> _GOAL_: Look through the material and copy each line holding "name".

** Begin EXTRACTED ENTRIES **

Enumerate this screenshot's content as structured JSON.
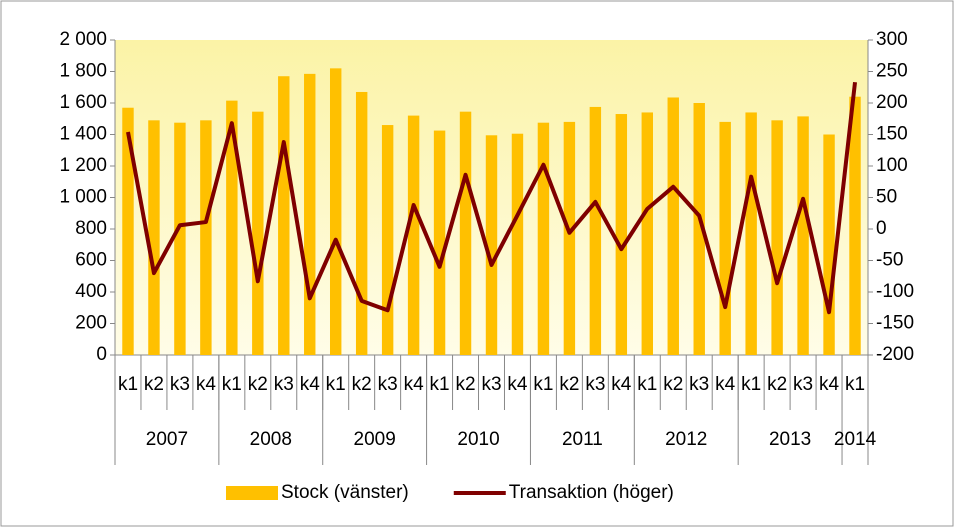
{
  "chart_data": {
    "type": "bar-line",
    "categories": [
      "k1",
      "k2",
      "k3",
      "k4",
      "k1",
      "k2",
      "k3",
      "k4",
      "k1",
      "k2",
      "k3",
      "k4",
      "k1",
      "k2",
      "k3",
      "k4",
      "k1",
      "k2",
      "k3",
      "k4",
      "k1",
      "k2",
      "k3",
      "k4",
      "k1",
      "k2",
      "k3",
      "k4",
      "k1"
    ],
    "years": [
      "2007",
      "2008",
      "2009",
      "2010",
      "2011",
      "2012",
      "2013",
      "2014"
    ],
    "series": [
      {
        "name": "Stock (vänster)",
        "type": "bar",
        "color": "#ffc000",
        "values": [
          1570,
          1490,
          1475,
          1490,
          1615,
          1545,
          1770,
          1785,
          1820,
          1670,
          1460,
          1520,
          1425,
          1545,
          1395,
          1405,
          1475,
          1480,
          1575,
          1530,
          1540,
          1635,
          1600,
          1480,
          1540,
          1490,
          1515,
          1400,
          1640
        ]
      },
      {
        "name": "Transaktion (höger)",
        "type": "line",
        "axis": "y2",
        "color": "#7f0000",
        "values": [
          154,
          -70,
          6,
          11,
          168,
          -83,
          138,
          -110,
          -17,
          -114,
          -129,
          38,
          -60,
          86,
          -57,
          22,
          102,
          -6,
          43,
          -32,
          32,
          67,
          21,
          -124,
          83,
          -86,
          48,
          -132,
          233
        ]
      }
    ],
    "ylim": [
      0,
      2000
    ],
    "yticks": [
      0,
      200,
      400,
      600,
      800,
      {
        "value": 1000,
        "label": "1 000"
      },
      {
        "value": 1200,
        "label": "1 200"
      },
      {
        "value": 1400,
        "label": "1 400"
      },
      {
        "value": 1600,
        "label": "1 600"
      },
      {
        "value": 1800,
        "label": "1 800"
      },
      {
        "value": 2000,
        "label": "2 000"
      }
    ],
    "y2lim": [
      -200,
      300
    ],
    "y2ticks": [
      -200,
      -150,
      -100,
      -50,
      0,
      50,
      100,
      150,
      200,
      250,
      300
    ],
    "legend": "bottom"
  }
}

** End EXTRACTED ENTRIES **

> _IN RESPONSE_:
        "name": "Stock (vänster)",
        "name": "Transaktion (höger)",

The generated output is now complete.